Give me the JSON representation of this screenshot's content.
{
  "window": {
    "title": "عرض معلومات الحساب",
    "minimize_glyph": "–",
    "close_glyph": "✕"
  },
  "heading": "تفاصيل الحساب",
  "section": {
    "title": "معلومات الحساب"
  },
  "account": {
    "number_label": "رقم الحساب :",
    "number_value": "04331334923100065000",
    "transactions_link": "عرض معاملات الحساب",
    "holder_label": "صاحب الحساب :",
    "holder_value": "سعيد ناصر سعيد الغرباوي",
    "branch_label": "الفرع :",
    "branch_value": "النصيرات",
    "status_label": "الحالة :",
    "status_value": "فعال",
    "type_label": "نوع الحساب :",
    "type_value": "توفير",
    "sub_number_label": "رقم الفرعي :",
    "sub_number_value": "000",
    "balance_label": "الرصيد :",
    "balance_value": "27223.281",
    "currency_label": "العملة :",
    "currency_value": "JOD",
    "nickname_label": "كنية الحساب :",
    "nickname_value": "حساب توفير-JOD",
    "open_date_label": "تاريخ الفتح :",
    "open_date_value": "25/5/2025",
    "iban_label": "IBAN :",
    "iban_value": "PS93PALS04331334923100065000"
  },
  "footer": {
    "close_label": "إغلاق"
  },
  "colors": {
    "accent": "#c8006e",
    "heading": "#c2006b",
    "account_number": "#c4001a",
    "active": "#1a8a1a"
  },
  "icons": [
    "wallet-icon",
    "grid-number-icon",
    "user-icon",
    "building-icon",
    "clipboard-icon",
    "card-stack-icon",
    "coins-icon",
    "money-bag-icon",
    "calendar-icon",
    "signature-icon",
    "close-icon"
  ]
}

——————————

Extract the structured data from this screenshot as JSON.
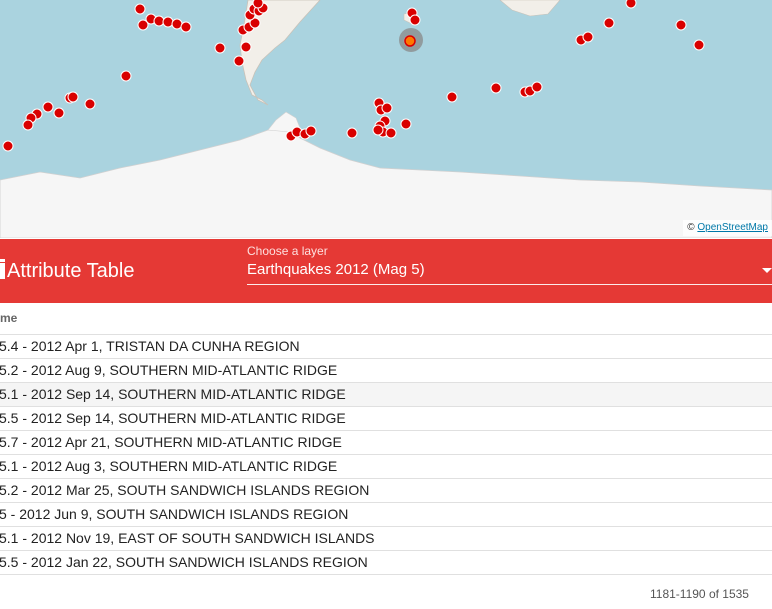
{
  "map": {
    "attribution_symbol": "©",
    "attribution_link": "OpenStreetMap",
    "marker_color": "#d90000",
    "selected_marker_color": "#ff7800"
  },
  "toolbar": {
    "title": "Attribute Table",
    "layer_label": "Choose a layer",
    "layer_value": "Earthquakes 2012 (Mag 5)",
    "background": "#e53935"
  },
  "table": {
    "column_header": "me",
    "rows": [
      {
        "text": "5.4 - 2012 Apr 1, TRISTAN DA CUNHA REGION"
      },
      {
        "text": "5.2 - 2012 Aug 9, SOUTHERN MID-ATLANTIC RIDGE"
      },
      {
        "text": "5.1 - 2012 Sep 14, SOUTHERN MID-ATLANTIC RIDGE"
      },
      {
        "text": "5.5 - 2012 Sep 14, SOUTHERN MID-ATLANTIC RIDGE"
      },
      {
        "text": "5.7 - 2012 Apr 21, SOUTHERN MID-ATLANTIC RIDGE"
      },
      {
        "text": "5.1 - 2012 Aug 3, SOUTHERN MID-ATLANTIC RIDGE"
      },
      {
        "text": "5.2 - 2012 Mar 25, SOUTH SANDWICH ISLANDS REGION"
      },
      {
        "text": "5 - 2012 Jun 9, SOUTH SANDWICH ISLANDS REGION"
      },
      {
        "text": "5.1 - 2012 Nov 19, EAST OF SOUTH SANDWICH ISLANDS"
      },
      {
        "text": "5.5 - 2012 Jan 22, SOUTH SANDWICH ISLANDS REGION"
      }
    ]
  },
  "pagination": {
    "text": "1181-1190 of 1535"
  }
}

——————————

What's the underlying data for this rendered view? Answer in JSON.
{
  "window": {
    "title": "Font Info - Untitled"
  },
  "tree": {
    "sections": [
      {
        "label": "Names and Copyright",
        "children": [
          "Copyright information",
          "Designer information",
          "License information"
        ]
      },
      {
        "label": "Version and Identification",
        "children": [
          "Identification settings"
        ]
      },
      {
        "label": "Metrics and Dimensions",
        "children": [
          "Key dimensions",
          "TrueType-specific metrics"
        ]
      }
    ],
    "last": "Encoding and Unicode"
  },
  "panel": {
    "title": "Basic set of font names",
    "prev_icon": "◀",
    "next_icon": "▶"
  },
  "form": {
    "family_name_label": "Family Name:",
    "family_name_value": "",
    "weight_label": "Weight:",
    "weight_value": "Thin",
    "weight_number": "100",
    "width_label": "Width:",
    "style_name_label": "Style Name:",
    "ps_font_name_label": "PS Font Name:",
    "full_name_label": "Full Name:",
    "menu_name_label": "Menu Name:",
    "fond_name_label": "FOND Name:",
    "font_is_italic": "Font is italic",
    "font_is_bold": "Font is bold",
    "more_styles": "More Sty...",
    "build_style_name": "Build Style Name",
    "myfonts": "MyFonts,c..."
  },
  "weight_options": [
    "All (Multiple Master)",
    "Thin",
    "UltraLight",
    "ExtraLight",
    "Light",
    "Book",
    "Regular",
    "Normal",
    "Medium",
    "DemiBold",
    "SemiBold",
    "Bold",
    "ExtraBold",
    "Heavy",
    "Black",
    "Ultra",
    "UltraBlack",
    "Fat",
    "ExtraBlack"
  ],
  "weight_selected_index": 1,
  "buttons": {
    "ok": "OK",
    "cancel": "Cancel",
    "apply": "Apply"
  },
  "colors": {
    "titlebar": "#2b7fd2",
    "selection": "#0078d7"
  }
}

——————————

▸ PROMPT
Find every line in the records above that contains the word "heading", and copy each one.

▸ WORKED SOLUTION
  "heading": "تفاصيل الحساب",
    "heading": "#c2006b",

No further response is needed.